To be done: Extract every entry word for word.

-- START Data lines --

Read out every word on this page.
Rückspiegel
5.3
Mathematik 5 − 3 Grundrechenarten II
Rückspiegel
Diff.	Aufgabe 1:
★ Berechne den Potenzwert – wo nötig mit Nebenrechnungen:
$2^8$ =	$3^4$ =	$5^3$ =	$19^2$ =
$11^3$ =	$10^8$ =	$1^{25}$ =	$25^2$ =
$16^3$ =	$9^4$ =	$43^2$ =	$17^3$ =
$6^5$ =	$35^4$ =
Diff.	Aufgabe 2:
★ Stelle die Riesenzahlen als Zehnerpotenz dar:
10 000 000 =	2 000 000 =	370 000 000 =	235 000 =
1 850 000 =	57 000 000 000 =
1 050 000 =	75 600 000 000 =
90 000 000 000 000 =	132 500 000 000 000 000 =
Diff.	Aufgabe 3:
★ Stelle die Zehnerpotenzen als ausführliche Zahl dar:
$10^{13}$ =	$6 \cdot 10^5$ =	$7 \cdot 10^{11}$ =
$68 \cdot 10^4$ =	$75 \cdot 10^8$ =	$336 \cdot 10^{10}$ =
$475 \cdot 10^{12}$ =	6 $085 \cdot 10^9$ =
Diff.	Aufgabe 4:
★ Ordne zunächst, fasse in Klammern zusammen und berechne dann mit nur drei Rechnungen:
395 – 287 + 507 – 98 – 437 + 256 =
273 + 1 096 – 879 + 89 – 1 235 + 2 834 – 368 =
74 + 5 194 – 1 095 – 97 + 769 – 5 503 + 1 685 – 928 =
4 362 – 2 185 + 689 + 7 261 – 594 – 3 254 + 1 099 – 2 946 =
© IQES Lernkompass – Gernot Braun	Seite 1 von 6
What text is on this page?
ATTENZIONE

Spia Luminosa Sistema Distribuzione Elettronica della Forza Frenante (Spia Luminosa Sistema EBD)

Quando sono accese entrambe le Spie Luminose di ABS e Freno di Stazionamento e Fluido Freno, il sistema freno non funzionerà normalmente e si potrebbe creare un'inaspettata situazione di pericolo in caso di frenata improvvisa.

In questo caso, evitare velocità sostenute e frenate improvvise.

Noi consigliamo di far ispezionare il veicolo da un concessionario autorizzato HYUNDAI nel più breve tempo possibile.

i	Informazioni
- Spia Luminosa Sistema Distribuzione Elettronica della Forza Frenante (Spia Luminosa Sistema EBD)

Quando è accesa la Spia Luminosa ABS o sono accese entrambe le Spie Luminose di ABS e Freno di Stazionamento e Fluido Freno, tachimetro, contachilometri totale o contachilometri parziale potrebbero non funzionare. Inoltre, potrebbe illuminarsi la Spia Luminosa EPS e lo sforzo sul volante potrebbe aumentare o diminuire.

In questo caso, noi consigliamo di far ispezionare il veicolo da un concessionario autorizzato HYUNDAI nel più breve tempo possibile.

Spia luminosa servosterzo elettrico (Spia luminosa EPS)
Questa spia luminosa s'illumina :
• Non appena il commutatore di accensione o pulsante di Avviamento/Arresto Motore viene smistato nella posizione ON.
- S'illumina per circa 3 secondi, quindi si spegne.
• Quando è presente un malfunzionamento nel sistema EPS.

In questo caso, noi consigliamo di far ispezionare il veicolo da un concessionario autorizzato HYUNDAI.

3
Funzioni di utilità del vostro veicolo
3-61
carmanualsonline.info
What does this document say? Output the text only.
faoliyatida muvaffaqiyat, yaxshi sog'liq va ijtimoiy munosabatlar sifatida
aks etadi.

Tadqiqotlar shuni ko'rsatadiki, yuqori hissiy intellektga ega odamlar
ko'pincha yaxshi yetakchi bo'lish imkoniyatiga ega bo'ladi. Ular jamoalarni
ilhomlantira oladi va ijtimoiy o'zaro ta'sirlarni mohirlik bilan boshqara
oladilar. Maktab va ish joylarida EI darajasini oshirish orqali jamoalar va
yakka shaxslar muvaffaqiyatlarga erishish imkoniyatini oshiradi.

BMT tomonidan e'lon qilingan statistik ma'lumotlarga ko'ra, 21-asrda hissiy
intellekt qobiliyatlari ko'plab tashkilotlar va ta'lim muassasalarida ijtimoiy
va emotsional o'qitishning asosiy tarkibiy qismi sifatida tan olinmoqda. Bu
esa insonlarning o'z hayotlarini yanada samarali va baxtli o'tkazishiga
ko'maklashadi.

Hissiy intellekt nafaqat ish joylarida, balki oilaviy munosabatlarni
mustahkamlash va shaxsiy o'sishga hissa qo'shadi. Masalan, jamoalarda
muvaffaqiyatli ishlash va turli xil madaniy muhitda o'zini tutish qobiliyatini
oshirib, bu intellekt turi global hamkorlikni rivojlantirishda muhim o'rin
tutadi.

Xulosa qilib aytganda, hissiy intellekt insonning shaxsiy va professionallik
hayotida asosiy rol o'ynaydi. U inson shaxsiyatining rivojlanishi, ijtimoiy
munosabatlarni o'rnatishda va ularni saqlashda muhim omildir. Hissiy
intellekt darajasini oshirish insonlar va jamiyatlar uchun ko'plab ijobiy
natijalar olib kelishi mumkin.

-- END Data lines --

Response:
Read out every word on this page.
Rückspiegel
5.3
Mathematik 5 − 3 Grundrechenarten II
Rückspiegel
Diff.	Aufgabe 1:
★ Berechne den Potenzwert – wo nötig mit Nebenrechnungen:
$2^8$ =	$3^4$ =	$5^3$ =	$19^2$ =
$11^3$ =	$10^8$ =	$1^{25}$ =	$25^2$ =
$16^3$ =	$9^4$ =	$43^2$ =	$17^3$ =
$6^5$ =	$35^4$ =
Diff.	Aufgabe 2:
★ Stelle die Riesenzahlen als Zehnerpotenz dar:
10 000 000 =	2 000 000 =	370 000 000 =	235 000 =
1 850 000 =	57 000 000 000 =
1 050 000 =	75 600 000 000 =
90 000 000 000 000 =	132 500 000 000 000 000 =
Diff.	Aufgabe 3:
★ Stelle die Zehnerpotenzen als ausführliche Zahl dar:
$10^{13}$ =	$6 \cdot 10^5$ =	$7 \cdot 10^{11}$ =
$68 \cdot 10^4$ =	$75 \cdot 10^8$ =	$336 \cdot 10^{10}$ =
$475 \cdot 10^{12}$ =	6 $085 \cdot 10^9$ =
Diff.	Aufgabe 4:
★ Ordne zunächst, fasse in Klammern zusammen und berechne dann mit nur drei Rechnungen:
395 – 287 + 507 – 98 – 437 + 256 =
273 + 1 096 – 879 + 89 – 1 235 + 2 834 – 368 =
74 + 5 194 – 1 095 – 97 + 769 – 5 503 + 1 685 – 928 =
4 362 – 2 185 + 689 + 7 261 – 594 – 3 254 + 1 099 – 2 946 =
© IQES Lernkompass – Gernot Braun	Seite 1 von 6
What text is on this page?
ATTENZIONE

Spia Luminosa Sistema Distribuzione Elettronica della Forza Frenante (Spia Luminosa Sistema EBD)

Quando sono accese entrambe le Spie Luminose di ABS e Freno di Stazionamento e Fluido Freno, il sistema freno non funzionerà normalmente e si potrebbe creare un'inaspettata situazione di pericolo in caso di frenata improvvisa.

In questo caso, evitare velocità sostenute e frenate improvvise.

Noi consigliamo di far ispezionare il veicolo da un concessionario autorizzato HYUNDAI nel più breve tempo possibile.

i	Informazioni
- Spia Luminosa Sistema Distribuzione Elettronica della Forza Frenante (Spia Luminosa Sistema EBD)

Quando è accesa la Spia Luminosa ABS o sono accese entrambe le Spie Luminose di ABS e Freno di Stazionamento e Fluido Freno, tachimetro, contachilometri totale o contachilometri parziale potrebbero non funzionare. Inoltre, potrebbe illuminarsi la Spia Luminosa EPS e lo sforzo sul volante potrebbe aumentare o diminuire.

In questo caso, noi consigliamo di far ispezionare il veicolo da un concessionario autorizzato HYUNDAI nel più breve tempo possibile.

Spia luminosa servosterzo elettrico (Spia luminosa EPS)
Questa spia luminosa s'illumina :
• Non appena il commutatore di accensione o pulsante di Avviamento/Arresto Motore viene smistato nella posizione ON.
- S'illumina per circa 3 secondi, quindi si spegne.
• Quando è presente un malfunzionamento nel sistema EPS.

In questo caso, noi consigliamo di far ispezionare il veicolo da un concessionario autorizzato HYUNDAI.

3
Funzioni di utilità del vostro veicolo
3-61
carmanualsonline.info
What does this document say? Output the text only.
faoliyatida muvaffaqiyat, yaxshi sog'liq va ijtimoiy munosabatlar sifatida
aks etadi.

Tadqiqotlar shuni ko'rsatadiki, yuqori hissiy intellektga ega odamlar
ko'pincha yaxshi yetakchi bo'lish imkoniyatiga ega bo'ladi. Ular jamoalarni
ilhomlantira oladi va ijtimoiy o'zaro ta'sirlarni mohirlik bilan boshqara
oladilar. Maktab va ish joylarida EI darajasini oshirish orqali jamoalar va
yakka shaxslar muvaffaqiyatlarga erishish imkoniyatini oshiradi.

BMT tomonidan e'lon qilingan statistik ma'lumotlarga ko'ra, 21-asrda hissiy
intellekt qobiliyatlari ko'plab tashkilotlar va ta'lim muassasalarida ijtimoiy
va emotsional o'qitishning asosiy tarkibiy qismi sifatida tan olinmoqda. Bu
esa insonlarning o'z hayotlarini yanada samarali va baxtli o'tkazishiga
ko'maklashadi.

Hissiy intellekt nafaqat ish joylarida, balki oilaviy munosabatlarni
mustahkamlash va shaxsiy o'sishga hissa qo'shadi. Masalan, jamoalarda
muvaffaqiyatli ishlash va turli xil madaniy muhitda o'zini tutish qobiliyatini
oshirib, bu intellekt turi global hamkorlikni rivojlantirishda muhim o'rin
tutadi.

Xulosa qilib aytganda, hissiy intellekt insonning shaxsiy va professionallik
hayotida asosiy rol o'ynaydi. U inson shaxsiyatining rivojlanishi, ijtimoiy
munosabatlarni o'rnatishda va ularni saqlashda muhim omildir. Hissiy
intellekt darajasini oshirish insonlar va jamiyatlar uchun ko'plab ijobiy
natijalar olib kelishi mumkin.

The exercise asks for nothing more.